Written instruction => Every line with the word "БИБЛИОТЕКА" in it should be extracted from the data that follows.

Dataset records
+++

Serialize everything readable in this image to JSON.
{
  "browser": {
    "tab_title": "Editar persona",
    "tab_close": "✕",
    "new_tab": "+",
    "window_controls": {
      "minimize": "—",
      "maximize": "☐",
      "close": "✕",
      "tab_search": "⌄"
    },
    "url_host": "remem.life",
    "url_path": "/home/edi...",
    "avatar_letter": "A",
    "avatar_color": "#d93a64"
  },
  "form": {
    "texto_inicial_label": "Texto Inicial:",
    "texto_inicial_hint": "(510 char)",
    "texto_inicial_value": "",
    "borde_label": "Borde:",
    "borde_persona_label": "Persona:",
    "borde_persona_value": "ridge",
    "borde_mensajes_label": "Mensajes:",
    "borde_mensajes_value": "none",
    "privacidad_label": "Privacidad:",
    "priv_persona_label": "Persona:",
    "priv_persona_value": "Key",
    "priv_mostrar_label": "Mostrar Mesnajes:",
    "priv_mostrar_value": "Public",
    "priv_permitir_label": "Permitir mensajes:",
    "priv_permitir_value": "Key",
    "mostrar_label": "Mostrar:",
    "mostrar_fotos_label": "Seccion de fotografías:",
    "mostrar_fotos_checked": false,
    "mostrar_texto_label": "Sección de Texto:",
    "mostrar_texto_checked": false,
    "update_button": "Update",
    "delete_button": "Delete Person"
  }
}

+++

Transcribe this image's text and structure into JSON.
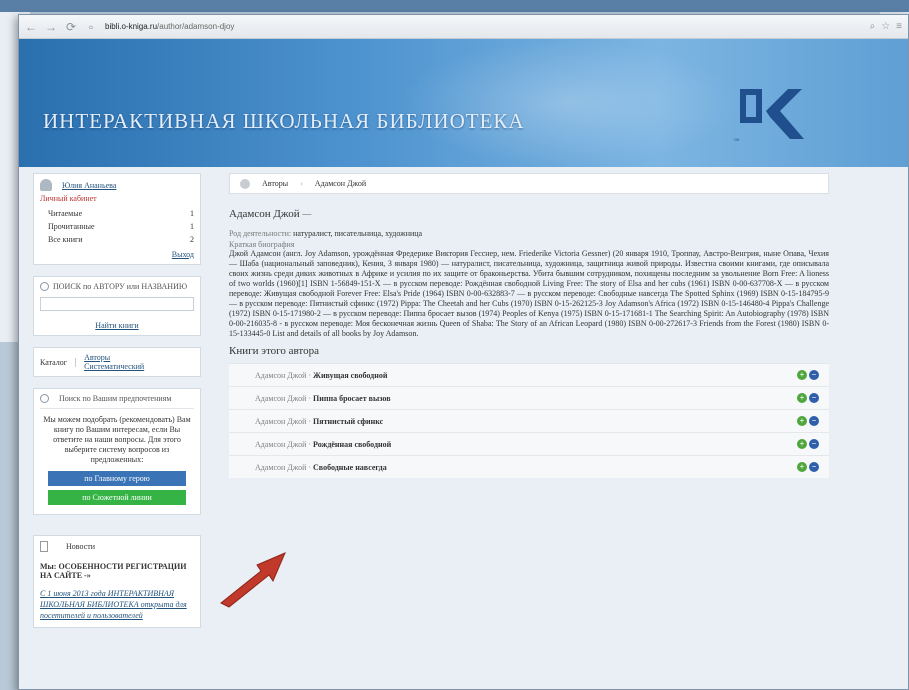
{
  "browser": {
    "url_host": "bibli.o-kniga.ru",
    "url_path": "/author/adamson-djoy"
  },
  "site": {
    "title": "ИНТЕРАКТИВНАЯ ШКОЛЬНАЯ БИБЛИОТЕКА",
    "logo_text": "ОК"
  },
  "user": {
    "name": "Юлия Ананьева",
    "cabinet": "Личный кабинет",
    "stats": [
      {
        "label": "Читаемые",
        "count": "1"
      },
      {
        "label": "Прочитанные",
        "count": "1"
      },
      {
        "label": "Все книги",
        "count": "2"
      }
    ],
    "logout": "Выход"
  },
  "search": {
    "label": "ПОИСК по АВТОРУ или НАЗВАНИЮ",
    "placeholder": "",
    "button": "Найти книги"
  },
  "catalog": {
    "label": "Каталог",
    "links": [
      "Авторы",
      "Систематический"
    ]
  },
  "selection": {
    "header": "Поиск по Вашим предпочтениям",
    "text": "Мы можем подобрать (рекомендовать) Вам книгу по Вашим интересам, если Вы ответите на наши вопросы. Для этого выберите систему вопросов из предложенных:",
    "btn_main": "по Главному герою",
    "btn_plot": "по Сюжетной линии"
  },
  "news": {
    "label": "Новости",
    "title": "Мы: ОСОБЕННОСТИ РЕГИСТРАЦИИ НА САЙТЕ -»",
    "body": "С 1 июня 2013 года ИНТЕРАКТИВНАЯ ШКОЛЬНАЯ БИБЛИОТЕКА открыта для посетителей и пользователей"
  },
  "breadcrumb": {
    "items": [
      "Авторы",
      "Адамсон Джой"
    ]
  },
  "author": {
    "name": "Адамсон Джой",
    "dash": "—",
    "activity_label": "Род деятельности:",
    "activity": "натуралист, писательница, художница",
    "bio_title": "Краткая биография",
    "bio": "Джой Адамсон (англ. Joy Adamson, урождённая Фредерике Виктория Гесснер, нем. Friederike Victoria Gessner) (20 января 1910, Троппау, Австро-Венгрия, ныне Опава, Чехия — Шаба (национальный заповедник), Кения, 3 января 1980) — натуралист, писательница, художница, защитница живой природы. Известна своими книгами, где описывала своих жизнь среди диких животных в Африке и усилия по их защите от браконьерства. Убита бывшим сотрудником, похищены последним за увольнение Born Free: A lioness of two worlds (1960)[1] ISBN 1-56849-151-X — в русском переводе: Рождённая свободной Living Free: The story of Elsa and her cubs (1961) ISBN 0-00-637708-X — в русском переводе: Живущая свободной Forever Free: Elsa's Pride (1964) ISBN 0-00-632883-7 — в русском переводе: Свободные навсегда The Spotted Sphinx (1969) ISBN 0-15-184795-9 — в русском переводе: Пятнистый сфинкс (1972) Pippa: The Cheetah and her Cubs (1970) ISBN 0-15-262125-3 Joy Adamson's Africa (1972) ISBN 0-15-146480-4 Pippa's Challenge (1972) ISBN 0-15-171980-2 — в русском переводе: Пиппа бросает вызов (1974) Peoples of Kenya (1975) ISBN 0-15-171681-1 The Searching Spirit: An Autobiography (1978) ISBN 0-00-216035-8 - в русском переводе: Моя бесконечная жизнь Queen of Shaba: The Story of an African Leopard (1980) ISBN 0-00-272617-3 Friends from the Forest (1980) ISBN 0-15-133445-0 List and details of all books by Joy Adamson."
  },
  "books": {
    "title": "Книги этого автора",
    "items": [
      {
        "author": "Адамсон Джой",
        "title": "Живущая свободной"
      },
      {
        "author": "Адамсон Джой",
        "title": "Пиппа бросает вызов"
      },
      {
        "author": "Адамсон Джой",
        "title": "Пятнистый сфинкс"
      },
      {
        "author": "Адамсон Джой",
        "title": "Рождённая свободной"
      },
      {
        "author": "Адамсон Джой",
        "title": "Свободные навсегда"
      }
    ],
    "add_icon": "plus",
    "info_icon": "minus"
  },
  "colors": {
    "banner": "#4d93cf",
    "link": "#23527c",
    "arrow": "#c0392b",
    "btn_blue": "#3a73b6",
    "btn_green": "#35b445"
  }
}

+++

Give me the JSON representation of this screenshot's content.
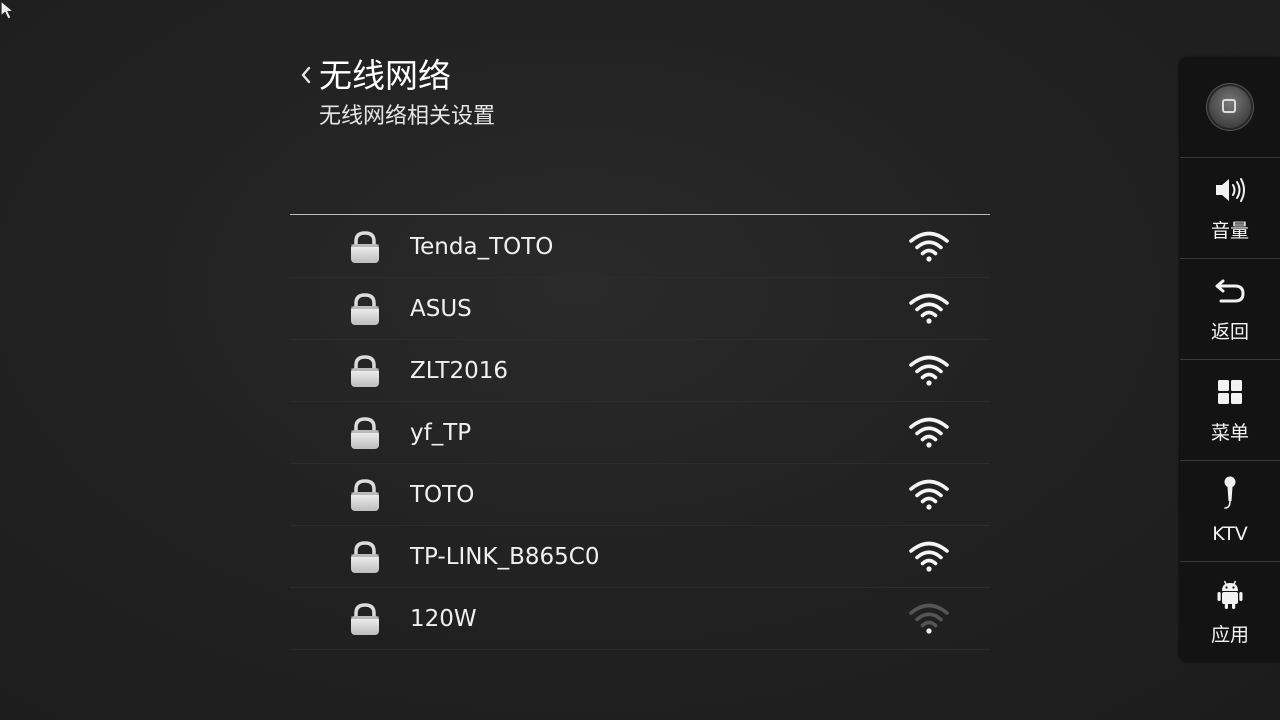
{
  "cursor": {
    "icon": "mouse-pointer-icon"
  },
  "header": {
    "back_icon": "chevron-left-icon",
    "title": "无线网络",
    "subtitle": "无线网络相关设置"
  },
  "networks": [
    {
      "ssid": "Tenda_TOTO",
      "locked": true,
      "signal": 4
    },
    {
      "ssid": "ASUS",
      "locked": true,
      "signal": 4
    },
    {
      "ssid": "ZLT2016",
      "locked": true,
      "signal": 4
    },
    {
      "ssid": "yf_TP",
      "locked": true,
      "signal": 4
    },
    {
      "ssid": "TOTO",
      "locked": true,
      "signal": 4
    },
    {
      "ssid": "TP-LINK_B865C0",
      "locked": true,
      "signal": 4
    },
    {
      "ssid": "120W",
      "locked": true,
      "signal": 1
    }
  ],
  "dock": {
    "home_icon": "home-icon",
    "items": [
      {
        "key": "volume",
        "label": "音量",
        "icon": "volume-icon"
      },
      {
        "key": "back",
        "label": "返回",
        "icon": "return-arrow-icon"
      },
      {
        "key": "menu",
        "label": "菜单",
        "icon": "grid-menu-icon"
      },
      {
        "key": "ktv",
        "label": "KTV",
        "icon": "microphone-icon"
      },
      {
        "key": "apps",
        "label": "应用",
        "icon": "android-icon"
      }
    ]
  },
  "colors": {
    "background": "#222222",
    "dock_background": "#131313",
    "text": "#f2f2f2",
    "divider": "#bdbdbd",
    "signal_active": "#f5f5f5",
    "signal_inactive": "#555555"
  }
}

+++

Reply to the task =>
    "title": "ИНТЕРАКТИВНАЯ ШКОЛЬНАЯ БИБЛИОТЕКА",
    "body": "С 1 июня 2013 года ИНТЕРАКТИВНАЯ ШКОЛЬНАЯ БИБЛИОТЕКА открыта для посетителей и пользователей"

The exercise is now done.